SUPPLIED RECORDS:
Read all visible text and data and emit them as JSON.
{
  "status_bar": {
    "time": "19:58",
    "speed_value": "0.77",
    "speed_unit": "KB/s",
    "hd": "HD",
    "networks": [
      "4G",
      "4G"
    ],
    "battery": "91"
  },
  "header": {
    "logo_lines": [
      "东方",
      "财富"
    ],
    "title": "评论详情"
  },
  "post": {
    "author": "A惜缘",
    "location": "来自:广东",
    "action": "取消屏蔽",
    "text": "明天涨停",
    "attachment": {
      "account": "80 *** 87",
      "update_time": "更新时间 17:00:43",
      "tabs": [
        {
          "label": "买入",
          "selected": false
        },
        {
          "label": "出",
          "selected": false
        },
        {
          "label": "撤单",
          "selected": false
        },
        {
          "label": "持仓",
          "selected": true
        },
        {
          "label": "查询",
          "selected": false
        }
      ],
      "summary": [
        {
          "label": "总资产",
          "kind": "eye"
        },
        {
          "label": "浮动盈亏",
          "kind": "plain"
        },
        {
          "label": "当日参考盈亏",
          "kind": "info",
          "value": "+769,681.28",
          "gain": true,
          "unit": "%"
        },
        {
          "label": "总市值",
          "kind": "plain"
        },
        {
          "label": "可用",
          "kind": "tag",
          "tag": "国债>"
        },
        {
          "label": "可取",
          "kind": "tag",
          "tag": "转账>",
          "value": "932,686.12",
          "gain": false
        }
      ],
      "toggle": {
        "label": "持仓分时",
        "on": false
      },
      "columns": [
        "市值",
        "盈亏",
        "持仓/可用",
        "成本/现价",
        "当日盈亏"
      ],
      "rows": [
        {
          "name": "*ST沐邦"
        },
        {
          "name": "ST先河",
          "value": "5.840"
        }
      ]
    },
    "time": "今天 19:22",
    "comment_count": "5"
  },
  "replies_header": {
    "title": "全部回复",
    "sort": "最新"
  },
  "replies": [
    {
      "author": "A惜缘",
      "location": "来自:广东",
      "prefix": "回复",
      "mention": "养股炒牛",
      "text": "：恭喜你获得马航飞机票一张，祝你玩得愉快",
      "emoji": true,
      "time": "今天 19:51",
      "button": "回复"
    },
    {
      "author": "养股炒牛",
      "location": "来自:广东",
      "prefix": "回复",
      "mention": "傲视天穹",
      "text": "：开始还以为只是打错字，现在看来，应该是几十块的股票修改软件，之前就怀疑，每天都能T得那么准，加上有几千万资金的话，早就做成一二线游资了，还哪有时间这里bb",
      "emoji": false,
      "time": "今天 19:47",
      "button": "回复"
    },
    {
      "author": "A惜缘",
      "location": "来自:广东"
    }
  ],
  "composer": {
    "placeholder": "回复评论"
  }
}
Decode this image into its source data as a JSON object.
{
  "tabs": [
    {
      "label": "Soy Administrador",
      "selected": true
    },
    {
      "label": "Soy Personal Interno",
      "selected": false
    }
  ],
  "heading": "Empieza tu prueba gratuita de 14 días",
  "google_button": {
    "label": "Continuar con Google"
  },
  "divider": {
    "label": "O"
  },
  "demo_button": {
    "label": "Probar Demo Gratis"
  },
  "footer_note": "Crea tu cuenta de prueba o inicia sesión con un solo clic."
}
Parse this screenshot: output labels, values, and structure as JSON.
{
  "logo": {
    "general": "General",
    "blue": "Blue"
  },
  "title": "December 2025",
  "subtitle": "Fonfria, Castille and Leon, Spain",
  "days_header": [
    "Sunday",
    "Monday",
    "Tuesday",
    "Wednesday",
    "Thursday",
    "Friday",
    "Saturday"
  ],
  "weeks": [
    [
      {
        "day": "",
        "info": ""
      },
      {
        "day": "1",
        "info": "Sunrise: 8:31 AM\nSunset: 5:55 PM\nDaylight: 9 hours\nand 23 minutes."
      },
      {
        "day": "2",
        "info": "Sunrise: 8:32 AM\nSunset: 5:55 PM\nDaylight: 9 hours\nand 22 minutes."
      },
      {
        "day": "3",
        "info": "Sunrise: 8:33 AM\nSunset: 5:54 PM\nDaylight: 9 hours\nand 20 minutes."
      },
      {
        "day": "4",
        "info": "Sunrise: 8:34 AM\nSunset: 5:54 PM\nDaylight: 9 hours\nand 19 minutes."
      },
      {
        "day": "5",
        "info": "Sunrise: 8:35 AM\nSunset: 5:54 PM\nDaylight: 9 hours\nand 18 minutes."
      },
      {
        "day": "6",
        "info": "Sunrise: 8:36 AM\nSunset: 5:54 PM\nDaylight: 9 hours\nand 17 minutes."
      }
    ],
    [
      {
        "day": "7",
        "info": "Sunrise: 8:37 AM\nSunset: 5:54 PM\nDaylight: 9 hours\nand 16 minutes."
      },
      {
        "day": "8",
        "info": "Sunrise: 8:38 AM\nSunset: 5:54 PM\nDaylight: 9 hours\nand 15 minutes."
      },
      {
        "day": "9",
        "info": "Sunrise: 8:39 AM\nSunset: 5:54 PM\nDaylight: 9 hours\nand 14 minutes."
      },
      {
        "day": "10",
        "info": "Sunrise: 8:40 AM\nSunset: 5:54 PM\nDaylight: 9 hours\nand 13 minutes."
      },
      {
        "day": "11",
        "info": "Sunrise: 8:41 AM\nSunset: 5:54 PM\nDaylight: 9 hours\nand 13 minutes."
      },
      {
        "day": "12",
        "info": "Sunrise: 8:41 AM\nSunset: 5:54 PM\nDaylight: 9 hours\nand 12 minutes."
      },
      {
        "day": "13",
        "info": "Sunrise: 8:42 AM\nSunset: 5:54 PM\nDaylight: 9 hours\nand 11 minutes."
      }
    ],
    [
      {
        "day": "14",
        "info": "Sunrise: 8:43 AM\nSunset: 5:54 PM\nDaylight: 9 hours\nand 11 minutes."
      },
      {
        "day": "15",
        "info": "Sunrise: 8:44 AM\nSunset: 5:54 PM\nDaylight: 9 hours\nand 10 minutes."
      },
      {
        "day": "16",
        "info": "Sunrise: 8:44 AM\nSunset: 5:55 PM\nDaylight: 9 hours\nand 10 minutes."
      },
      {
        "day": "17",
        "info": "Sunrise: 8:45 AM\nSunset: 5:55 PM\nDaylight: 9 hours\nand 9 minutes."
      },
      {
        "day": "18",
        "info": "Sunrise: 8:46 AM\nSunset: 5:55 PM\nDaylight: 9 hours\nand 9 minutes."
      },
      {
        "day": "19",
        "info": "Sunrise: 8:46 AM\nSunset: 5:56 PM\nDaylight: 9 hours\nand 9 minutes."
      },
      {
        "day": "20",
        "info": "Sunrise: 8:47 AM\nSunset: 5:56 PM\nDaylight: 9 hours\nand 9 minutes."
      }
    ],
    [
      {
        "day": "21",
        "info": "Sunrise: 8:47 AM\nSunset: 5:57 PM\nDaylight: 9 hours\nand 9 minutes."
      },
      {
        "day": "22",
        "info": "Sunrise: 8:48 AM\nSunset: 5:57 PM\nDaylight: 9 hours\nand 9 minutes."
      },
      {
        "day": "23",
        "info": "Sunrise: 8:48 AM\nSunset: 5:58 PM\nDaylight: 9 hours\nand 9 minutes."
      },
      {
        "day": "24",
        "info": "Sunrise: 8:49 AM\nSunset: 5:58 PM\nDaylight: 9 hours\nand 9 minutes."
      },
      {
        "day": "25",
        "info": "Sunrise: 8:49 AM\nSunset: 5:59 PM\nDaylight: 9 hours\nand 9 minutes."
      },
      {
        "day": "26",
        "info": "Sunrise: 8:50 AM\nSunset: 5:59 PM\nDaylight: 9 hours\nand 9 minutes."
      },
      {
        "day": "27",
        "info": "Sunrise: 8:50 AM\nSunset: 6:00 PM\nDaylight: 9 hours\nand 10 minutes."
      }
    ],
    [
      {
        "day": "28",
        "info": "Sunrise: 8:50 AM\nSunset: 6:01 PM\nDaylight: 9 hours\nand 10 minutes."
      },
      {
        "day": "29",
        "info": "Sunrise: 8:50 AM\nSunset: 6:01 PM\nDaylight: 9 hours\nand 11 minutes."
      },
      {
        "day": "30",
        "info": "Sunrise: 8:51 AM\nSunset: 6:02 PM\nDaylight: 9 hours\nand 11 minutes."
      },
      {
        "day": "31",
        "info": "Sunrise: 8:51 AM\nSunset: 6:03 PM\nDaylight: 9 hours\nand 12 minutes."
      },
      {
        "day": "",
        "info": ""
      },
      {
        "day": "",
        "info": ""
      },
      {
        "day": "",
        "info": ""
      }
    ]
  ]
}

TO BE DONE:
Among the lines above, determine how many hold the word "this"; report the figure alone.

ANSWER TO THE TASK:
2